#### Stated problem:
Locate each line containing the string "this" and copy it out.

#### Source records:
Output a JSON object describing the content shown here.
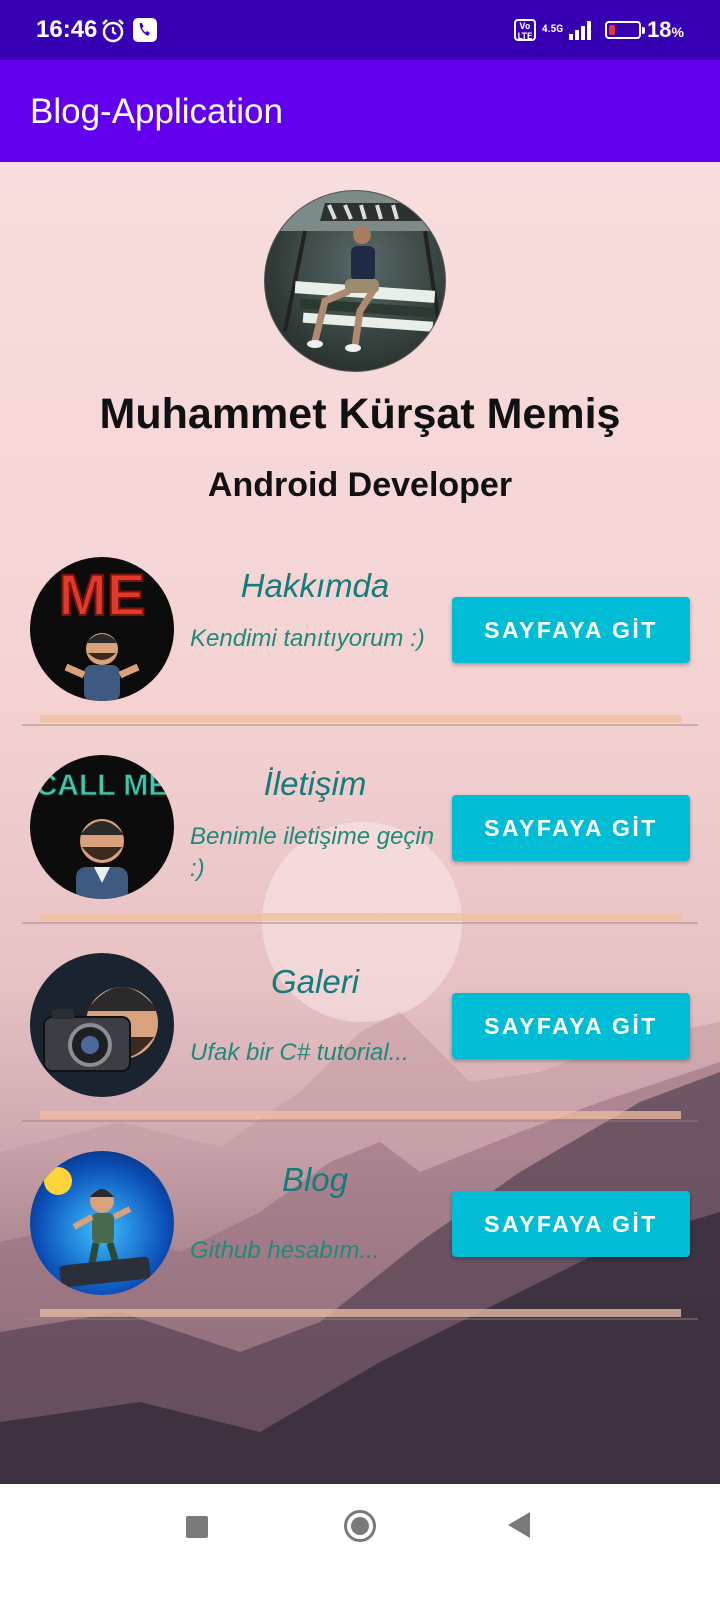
{
  "status_bar": {
    "time": "16:46",
    "volte": "Vo LTE",
    "network": "4.5G",
    "battery_percent": "18",
    "battery_suffix": "%",
    "battery_level": 0.18
  },
  "app_bar": {
    "title": "Blog-Application"
  },
  "profile": {
    "name": "Muhammet Kürşat Memiş",
    "role": "Android Developer"
  },
  "cards": [
    {
      "title": "Hakkımda",
      "description": "Kendimi tanıtıyorum :)",
      "button_label": "SAYFAYA GİT"
    },
    {
      "title": "İletişim",
      "description": "Benimle iletişime geçin :)",
      "button_label": "SAYFAYA GİT"
    },
    {
      "title": "Galeri",
      "description": "Ufak bir C# tutorial...",
      "button_label": "SAYFAYA GİT"
    },
    {
      "title": "Blog",
      "description": "Github hesabım...",
      "button_label": "SAYFAYA GİT"
    }
  ],
  "avatar_lettering": [
    "ME",
    "CALL ME"
  ],
  "colors": {
    "status_bar": "#3700b3",
    "app_bar": "#6200ee",
    "button": "#00bcd4",
    "card_title": "#157b7c"
  },
  "nav_icons": [
    "recent-apps-icon",
    "home-icon",
    "back-icon"
  ]
}
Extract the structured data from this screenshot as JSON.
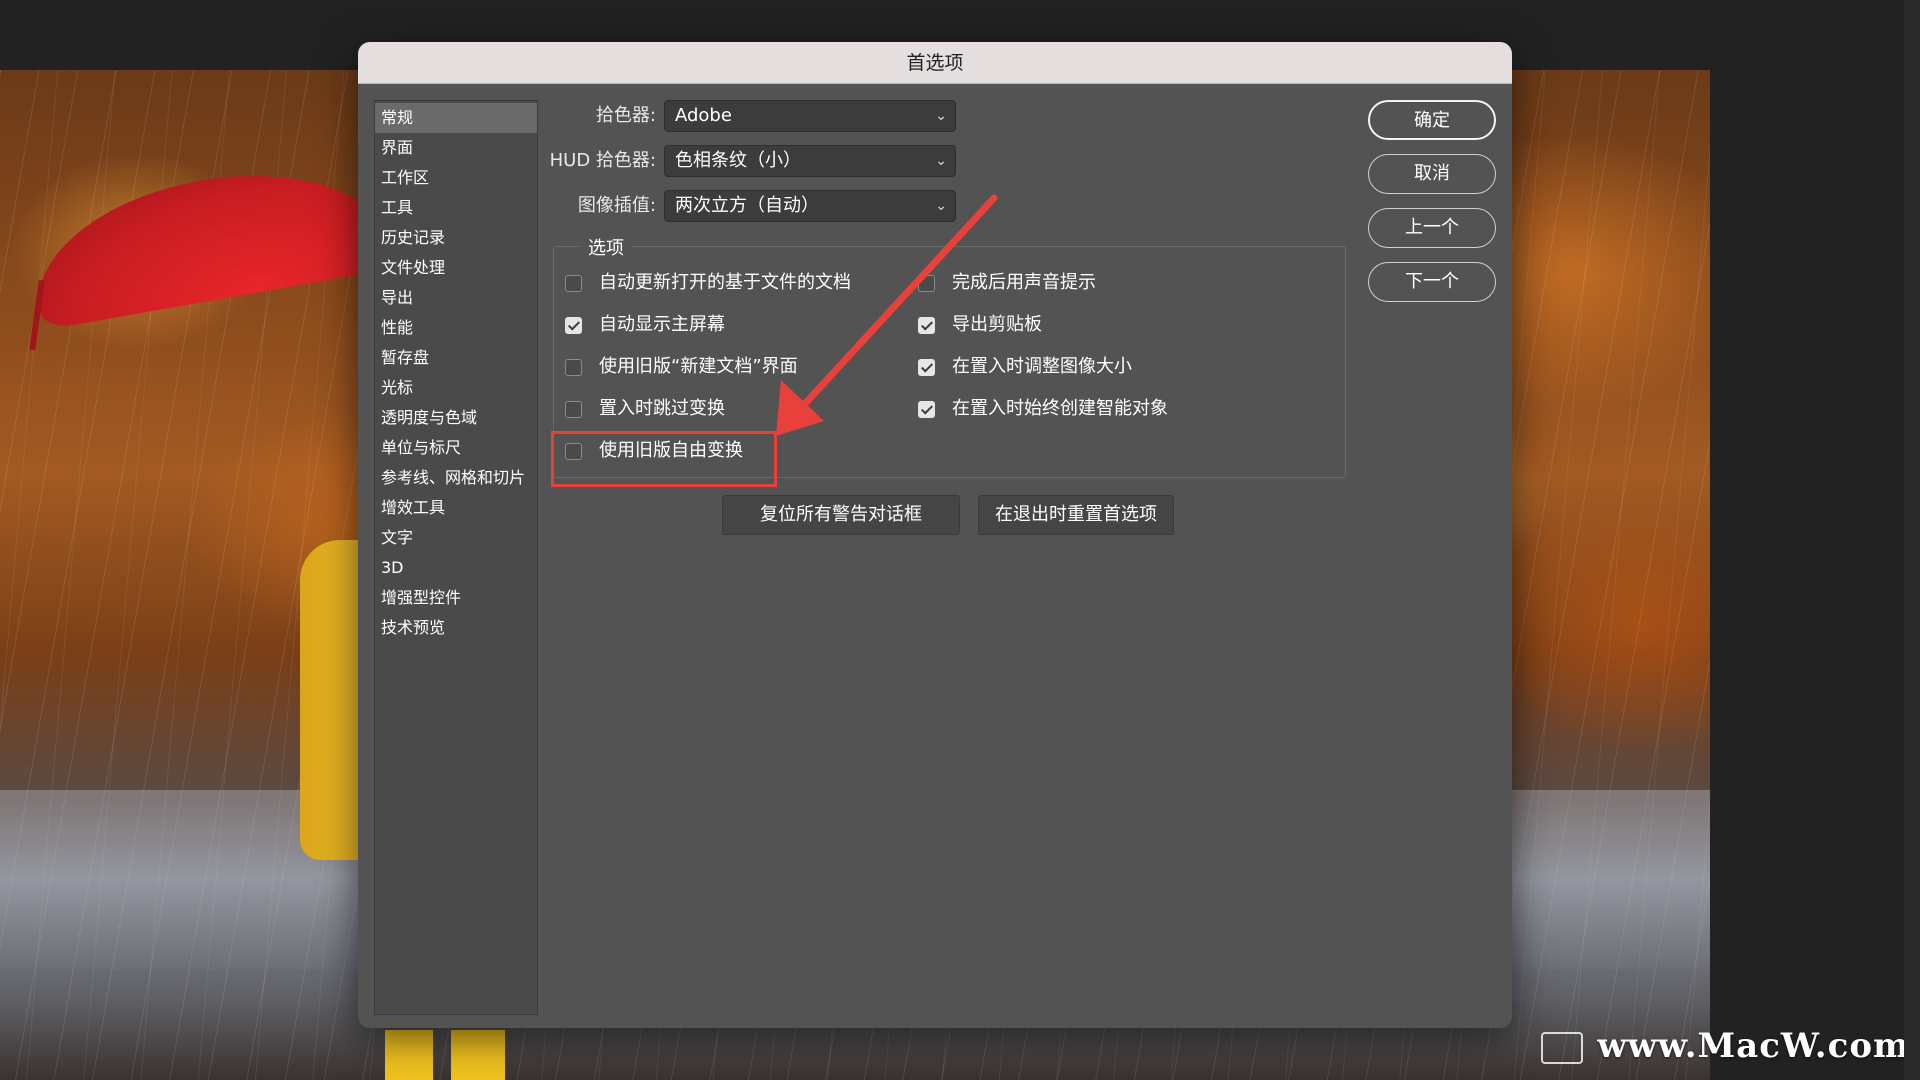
{
  "dialog": {
    "title": "首选项"
  },
  "sidebar": {
    "items": [
      {
        "label": "常规",
        "active": true
      },
      {
        "label": "界面"
      },
      {
        "label": "工作区"
      },
      {
        "label": "工具"
      },
      {
        "label": "历史记录"
      },
      {
        "label": "文件处理"
      },
      {
        "label": "导出"
      },
      {
        "label": "性能"
      },
      {
        "label": "暂存盘"
      },
      {
        "label": "光标"
      },
      {
        "label": "透明度与色域"
      },
      {
        "label": "单位与标尺"
      },
      {
        "label": "参考线、网格和切片"
      },
      {
        "label": "增效工具"
      },
      {
        "label": "文字"
      },
      {
        "label": "3D"
      },
      {
        "label": "增强型控件"
      },
      {
        "label": "技术预览"
      }
    ]
  },
  "form": {
    "color_picker": {
      "label": "拾色器:",
      "value": "Adobe"
    },
    "hud_color_picker": {
      "label": "HUD 拾色器:",
      "value": "色相条纹（小）"
    },
    "interpolation": {
      "label": "图像插值:",
      "value": "两次立方（自动）"
    }
  },
  "options": {
    "title": "选项",
    "left": [
      {
        "label": "自动更新打开的基于文件的文档",
        "checked": false
      },
      {
        "label": "自动显示主屏幕",
        "checked": true
      },
      {
        "label": "使用旧版“新建文档”界面",
        "checked": false
      },
      {
        "label": "置入时跳过变换",
        "checked": false
      },
      {
        "label": "使用旧版自由变换",
        "checked": false
      }
    ],
    "right": [
      {
        "label": "完成后用声音提示",
        "checked": false
      },
      {
        "label": "导出剪贴板",
        "checked": true
      },
      {
        "label": "在置入时调整图像大小",
        "checked": true
      },
      {
        "label": "在置入时始终创建智能对象",
        "checked": true
      }
    ]
  },
  "buttons": {
    "reset_warnings": "复位所有警告对话框",
    "reset_on_quit": "在退出时重置首选项",
    "ok": "确定",
    "cancel": "取消",
    "prev": "上一个",
    "next": "下一个"
  },
  "watermark": "www.MacW.com",
  "colors": {
    "annotation_red": "#e8403a",
    "dialog_bg": "#535353",
    "titlebar_bg": "#e5dede"
  }
}
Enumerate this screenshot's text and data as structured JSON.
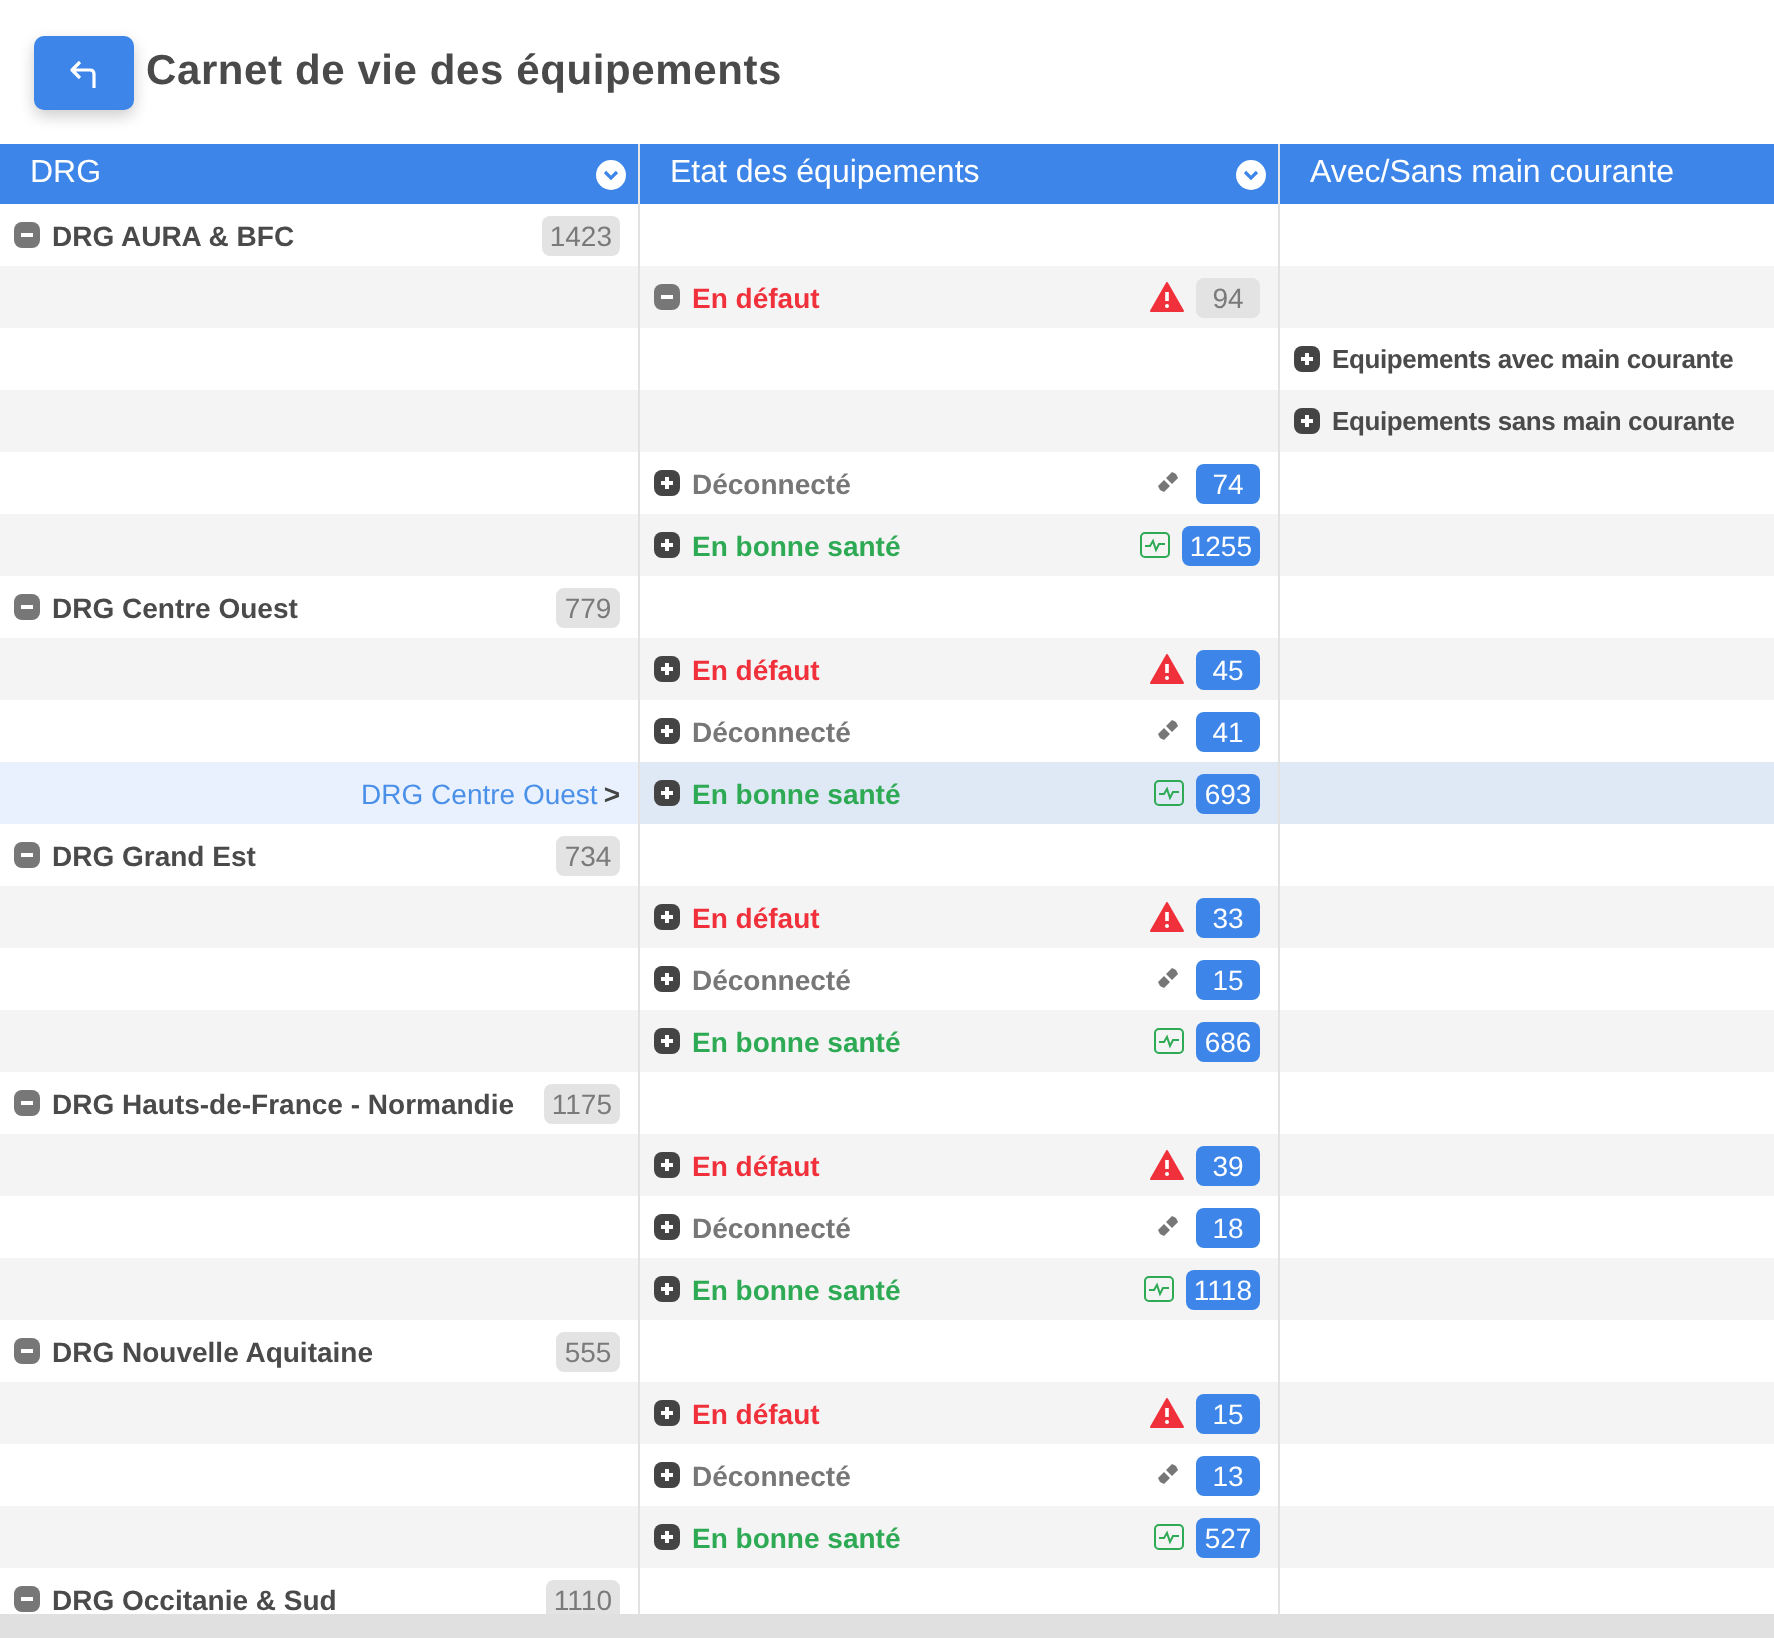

#### Output:
Extract the structured data from this screenshot as JSON.
Enumerate this screenshot's text and data as structured JSON.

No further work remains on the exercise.